Pick out every line below that contains the string "resistor", and copy each one. Case counts.
--- Begin ---
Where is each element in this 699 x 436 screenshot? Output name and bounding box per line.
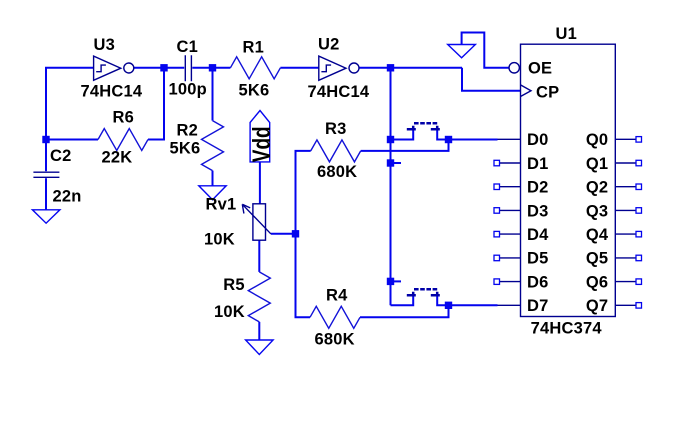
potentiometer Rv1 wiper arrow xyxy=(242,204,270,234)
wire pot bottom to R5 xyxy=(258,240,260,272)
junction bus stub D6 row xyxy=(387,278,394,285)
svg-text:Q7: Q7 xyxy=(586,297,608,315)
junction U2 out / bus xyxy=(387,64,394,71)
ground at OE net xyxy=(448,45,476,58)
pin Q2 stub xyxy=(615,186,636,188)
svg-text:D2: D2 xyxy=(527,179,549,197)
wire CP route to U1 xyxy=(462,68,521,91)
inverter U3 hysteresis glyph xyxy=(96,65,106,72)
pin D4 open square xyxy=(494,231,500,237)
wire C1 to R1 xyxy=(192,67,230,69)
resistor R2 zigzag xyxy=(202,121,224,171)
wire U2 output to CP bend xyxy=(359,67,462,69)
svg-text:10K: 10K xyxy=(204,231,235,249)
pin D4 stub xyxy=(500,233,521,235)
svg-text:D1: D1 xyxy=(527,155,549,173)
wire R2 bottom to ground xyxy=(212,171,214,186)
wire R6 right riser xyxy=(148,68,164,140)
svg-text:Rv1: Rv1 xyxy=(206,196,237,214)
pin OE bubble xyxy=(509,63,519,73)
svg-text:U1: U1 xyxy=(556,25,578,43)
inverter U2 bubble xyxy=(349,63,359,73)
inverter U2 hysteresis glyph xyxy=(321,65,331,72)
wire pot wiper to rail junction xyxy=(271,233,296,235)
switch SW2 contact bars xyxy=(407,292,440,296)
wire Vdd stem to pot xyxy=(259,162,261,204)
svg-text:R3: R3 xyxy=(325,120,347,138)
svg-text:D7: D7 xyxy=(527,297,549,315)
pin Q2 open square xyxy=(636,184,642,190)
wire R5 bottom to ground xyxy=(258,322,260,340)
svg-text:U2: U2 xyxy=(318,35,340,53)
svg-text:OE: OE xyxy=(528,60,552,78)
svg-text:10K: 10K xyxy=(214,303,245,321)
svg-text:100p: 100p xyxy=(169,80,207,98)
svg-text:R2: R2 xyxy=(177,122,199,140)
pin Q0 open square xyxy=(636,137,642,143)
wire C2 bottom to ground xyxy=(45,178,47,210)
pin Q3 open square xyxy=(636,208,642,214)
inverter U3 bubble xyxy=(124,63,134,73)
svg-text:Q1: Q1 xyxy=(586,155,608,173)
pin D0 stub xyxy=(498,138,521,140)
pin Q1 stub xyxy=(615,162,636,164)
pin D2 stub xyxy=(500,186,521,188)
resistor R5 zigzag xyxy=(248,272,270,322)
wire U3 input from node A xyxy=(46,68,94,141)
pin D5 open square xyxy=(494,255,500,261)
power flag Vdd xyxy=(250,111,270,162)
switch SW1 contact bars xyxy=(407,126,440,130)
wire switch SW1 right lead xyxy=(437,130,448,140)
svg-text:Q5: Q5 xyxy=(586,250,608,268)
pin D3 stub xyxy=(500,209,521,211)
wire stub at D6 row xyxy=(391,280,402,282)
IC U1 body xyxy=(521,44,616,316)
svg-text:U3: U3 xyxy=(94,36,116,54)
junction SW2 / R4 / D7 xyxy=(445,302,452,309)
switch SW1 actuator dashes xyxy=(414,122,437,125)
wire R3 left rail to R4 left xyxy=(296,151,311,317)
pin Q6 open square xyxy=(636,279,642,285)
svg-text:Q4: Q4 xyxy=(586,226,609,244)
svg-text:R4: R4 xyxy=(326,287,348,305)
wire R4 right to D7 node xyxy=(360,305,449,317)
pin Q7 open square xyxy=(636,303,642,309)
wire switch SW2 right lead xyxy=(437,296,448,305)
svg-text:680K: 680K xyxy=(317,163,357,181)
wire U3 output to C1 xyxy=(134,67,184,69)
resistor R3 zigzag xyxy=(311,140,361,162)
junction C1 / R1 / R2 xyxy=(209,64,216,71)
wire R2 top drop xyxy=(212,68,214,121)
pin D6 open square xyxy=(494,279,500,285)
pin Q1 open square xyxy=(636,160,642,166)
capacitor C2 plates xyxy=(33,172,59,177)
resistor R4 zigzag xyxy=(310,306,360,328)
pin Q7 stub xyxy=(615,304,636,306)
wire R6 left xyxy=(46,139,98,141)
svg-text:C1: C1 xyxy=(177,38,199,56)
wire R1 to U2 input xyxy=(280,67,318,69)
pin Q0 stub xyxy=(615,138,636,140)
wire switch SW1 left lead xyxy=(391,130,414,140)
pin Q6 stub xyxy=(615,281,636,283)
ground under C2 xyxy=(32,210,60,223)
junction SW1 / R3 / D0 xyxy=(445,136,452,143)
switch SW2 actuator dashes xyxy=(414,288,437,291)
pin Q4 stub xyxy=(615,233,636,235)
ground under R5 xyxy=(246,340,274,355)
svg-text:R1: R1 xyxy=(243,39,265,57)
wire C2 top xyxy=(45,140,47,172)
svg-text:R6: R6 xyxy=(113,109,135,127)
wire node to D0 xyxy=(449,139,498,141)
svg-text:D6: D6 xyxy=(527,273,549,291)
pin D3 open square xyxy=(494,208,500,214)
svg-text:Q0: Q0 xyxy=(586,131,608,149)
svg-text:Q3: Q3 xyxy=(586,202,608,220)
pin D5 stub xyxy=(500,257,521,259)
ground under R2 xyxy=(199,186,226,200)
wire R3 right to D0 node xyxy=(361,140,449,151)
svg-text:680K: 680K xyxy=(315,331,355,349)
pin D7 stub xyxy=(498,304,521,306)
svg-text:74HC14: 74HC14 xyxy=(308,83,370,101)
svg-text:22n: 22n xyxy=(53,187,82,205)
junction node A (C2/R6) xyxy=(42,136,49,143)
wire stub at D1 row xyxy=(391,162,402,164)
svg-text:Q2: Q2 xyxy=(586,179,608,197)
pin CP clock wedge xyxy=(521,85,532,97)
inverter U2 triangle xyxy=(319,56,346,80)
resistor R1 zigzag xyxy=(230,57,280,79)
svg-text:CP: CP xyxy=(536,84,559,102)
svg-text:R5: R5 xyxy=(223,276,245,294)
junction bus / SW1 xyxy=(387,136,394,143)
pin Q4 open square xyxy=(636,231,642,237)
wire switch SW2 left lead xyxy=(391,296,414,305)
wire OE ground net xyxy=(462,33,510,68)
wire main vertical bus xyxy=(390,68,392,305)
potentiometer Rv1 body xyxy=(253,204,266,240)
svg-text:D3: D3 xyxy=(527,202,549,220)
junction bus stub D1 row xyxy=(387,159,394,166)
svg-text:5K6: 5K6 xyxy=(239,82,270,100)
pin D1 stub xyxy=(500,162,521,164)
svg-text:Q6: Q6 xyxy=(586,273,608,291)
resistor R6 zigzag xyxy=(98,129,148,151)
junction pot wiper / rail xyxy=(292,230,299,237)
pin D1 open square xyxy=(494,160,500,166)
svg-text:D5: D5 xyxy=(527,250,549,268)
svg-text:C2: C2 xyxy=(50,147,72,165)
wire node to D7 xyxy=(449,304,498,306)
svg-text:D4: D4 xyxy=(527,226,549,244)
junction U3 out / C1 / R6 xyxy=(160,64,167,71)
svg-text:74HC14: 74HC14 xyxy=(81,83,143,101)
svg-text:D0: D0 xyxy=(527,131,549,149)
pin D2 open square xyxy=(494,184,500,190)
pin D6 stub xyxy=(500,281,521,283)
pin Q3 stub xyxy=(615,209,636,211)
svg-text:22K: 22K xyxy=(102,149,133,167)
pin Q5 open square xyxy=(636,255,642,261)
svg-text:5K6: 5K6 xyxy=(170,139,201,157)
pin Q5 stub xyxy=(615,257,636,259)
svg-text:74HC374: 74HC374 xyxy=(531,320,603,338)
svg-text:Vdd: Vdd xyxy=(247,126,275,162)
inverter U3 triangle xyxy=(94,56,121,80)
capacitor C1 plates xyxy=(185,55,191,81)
--- End ---
*RESULT OF THE EXERCISE*
resistor R2 zigzag xyxy=(202,121,224,171)
resistor R5 zigzag xyxy=(248,272,270,322)
resistor R3 zigzag xyxy=(311,140,361,162)
resistor R4 zigzag xyxy=(310,306,360,328)
resistor R1 zigzag xyxy=(230,57,280,79)
resistor R6 zigzag xyxy=(98,129,148,151)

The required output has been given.